(Objective):
The listing below should be written out exactly; please include all of it.

(Provided data):
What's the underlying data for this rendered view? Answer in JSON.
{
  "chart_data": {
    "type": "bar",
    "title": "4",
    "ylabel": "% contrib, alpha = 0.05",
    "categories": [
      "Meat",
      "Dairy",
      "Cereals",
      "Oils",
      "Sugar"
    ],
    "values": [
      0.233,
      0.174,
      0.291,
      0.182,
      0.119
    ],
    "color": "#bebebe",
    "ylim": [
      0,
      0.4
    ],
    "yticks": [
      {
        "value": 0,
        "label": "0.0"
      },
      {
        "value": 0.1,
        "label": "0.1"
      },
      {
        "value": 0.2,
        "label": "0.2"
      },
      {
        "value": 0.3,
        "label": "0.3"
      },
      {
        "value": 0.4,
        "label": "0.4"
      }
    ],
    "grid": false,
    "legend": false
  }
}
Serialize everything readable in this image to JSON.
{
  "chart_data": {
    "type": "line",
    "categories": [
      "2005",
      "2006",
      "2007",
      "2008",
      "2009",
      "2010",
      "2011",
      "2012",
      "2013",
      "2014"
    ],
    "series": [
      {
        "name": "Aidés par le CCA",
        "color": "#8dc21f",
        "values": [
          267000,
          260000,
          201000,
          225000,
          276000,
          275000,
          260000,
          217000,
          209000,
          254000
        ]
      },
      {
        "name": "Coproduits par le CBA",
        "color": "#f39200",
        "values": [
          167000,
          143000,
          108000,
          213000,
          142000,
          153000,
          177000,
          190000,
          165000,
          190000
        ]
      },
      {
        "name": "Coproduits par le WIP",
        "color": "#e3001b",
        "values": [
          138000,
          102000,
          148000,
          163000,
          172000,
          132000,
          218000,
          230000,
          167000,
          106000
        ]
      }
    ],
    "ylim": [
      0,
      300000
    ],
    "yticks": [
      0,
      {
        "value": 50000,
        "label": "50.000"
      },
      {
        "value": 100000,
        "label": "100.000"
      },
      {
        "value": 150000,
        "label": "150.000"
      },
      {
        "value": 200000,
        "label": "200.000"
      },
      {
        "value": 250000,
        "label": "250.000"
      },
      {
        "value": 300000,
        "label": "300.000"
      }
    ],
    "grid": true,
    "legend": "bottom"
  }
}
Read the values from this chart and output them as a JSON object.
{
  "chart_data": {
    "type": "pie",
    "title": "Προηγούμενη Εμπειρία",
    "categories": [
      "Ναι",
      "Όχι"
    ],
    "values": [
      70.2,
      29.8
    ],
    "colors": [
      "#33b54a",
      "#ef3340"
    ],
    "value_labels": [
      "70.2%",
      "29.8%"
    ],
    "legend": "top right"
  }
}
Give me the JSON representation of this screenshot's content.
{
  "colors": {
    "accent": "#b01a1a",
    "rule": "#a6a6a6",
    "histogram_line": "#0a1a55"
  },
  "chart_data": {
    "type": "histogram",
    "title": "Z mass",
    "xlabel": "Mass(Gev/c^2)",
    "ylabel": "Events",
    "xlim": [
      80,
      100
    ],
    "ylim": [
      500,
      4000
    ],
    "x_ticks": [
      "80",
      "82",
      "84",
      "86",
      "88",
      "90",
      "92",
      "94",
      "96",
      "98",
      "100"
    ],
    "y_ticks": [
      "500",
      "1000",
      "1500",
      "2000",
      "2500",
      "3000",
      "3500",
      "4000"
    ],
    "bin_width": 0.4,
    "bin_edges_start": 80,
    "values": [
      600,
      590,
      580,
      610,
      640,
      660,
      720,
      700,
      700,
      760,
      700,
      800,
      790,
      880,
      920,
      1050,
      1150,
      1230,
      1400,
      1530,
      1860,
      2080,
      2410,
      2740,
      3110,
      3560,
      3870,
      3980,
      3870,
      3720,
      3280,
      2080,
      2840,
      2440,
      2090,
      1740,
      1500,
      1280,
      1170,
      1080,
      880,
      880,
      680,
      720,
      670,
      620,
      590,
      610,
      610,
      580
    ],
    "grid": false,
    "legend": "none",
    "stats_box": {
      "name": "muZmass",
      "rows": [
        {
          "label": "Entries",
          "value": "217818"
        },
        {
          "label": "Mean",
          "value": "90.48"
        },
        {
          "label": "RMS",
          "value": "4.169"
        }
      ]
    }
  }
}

(Right answer):
What's the underlying data for this rendered view? Answer in JSON.
{
  "chart_data": {
    "type": "bar",
    "title": "4",
    "ylabel": "% contrib, alpha = 0.05",
    "categories": [
      "Meat",
      "Dairy",
      "Cereals",
      "Oils",
      "Sugar"
    ],
    "values": [
      0.233,
      0.174,
      0.291,
      0.182,
      0.119
    ],
    "color": "#bebebe",
    "ylim": [
      0,
      0.4
    ],
    "yticks": [
      {
        "value": 0,
        "label": "0.0"
      },
      {
        "value": 0.1,
        "label": "0.1"
      },
      {
        "value": 0.2,
        "label": "0.2"
      },
      {
        "value": 0.3,
        "label": "0.3"
      },
      {
        "value": 0.4,
        "label": "0.4"
      }
    ],
    "grid": false,
    "legend": false
  }
}
Serialize everything readable in this image to JSON.
{
  "chart_data": {
    "type": "line",
    "categories": [
      "2005",
      "2006",
      "2007",
      "2008",
      "2009",
      "2010",
      "2011",
      "2012",
      "2013",
      "2014"
    ],
    "series": [
      {
        "name": "Aidés par le CCA",
        "color": "#8dc21f",
        "values": [
          267000,
          260000,
          201000,
          225000,
          276000,
          275000,
          260000,
          217000,
          209000,
          254000
        ]
      },
      {
        "name": "Coproduits par le CBA",
        "color": "#f39200",
        "values": [
          167000,
          143000,
          108000,
          213000,
          142000,
          153000,
          177000,
          190000,
          165000,
          190000
        ]
      },
      {
        "name": "Coproduits par le WIP",
        "color": "#e3001b",
        "values": [
          138000,
          102000,
          148000,
          163000,
          172000,
          132000,
          218000,
          230000,
          167000,
          106000
        ]
      }
    ],
    "ylim": [
      0,
      300000
    ],
    "yticks": [
      0,
      {
        "value": 50000,
        "label": "50.000"
      },
      {
        "value": 100000,
        "label": "100.000"
      },
      {
        "value": 150000,
        "label": "150.000"
      },
      {
        "value": 200000,
        "label": "200.000"
      },
      {
        "value": 250000,
        "label": "250.000"
      },
      {
        "value": 300000,
        "label": "300.000"
      }
    ],
    "grid": true,
    "legend": "bottom"
  }
}
Read the values from this chart and output them as a JSON object.
{
  "chart_data": {
    "type": "pie",
    "title": "Προηγούμενη Εμπειρία",
    "categories": [
      "Ναι",
      "Όχι"
    ],
    "values": [
      70.2,
      29.8
    ],
    "colors": [
      "#33b54a",
      "#ef3340"
    ],
    "value_labels": [
      "70.2%",
      "29.8%"
    ],
    "legend": "top right"
  }
}
Give me the JSON representation of this screenshot's content.
{
  "colors": {
    "accent": "#b01a1a",
    "rule": "#a6a6a6",
    "histogram_line": "#0a1a55"
  },
  "chart_data": {
    "type": "histogram",
    "title": "Z mass",
    "xlabel": "Mass(Gev/c^2)",
    "ylabel": "Events",
    "xlim": [
      80,
      100
    ],
    "ylim": [
      500,
      4000
    ],
    "x_ticks": [
      "80",
      "82",
      "84",
      "86",
      "88",
      "90",
      "92",
      "94",
      "96",
      "98",
      "100"
    ],
    "y_ticks": [
      "500",
      "1000",
      "1500",
      "2000",
      "2500",
      "3000",
      "3500",
      "4000"
    ],
    "bin_width": 0.4,
    "bin_edges_start": 80,
    "values": [
      600,
      590,
      580,
      610,
      640,
      660,
      720,
      700,
      700,
      760,
      700,
      800,
      790,
      880,
      920,
      1050,
      1150,
      1230,
      1400,
      1530,
      1860,
      2080,
      2410,
      2740,
      3110,
      3560,
      3870,
      3980,
      3870,
      3720,
      3280,
      2080,
      2840,
      2440,
      2090,
      1740,
      1500,
      1280,
      1170,
      1080,
      880,
      880,
      680,
      720,
      670,
      620,
      590,
      610,
      610,
      580
    ],
    "grid": false,
    "legend": "none",
    "stats_box": {
      "name": "muZmass",
      "rows": [
        {
          "label": "Entries",
          "value": "217818"
        },
        {
          "label": "Mean",
          "value": "90.48"
        },
        {
          "label": "RMS",
          "value": "4.169"
        }
      ]
    }
  }
}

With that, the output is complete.